>>>>>

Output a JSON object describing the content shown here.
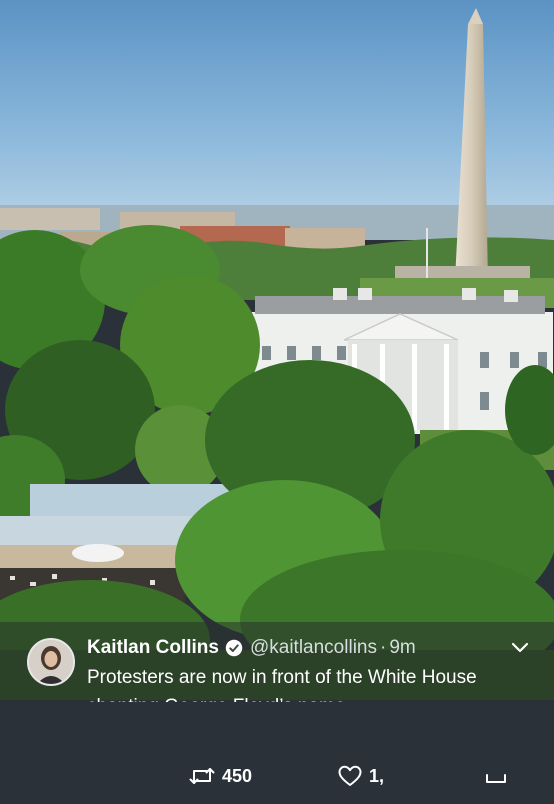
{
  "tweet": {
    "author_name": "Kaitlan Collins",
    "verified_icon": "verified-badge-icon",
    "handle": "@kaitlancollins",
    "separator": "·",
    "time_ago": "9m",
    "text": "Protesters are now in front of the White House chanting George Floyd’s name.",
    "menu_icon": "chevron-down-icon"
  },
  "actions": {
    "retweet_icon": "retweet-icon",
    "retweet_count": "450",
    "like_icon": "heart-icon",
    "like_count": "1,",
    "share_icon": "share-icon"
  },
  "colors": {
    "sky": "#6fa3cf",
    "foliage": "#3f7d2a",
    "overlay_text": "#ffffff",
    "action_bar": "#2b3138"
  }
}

<<<<<

Copy the listing word for word, excluding its pictures.

Correct answer:
Output a JSON object describing the content shown here.
{
  "tweet": {
    "author_name": "Kaitlan Collins",
    "verified_icon": "verified-badge-icon",
    "handle": "@kaitlancollins",
    "separator": "·",
    "time_ago": "9m",
    "text": "Protesters are now in front of the White House chanting George Floyd’s name.",
    "menu_icon": "chevron-down-icon"
  },
  "actions": {
    "retweet_icon": "retweet-icon",
    "retweet_count": "450",
    "like_icon": "heart-icon",
    "like_count": "1,",
    "share_icon": "share-icon"
  },
  "colors": {
    "sky": "#6fa3cf",
    "foliage": "#3f7d2a",
    "overlay_text": "#ffffff",
    "action_bar": "#2b3138"
  }
}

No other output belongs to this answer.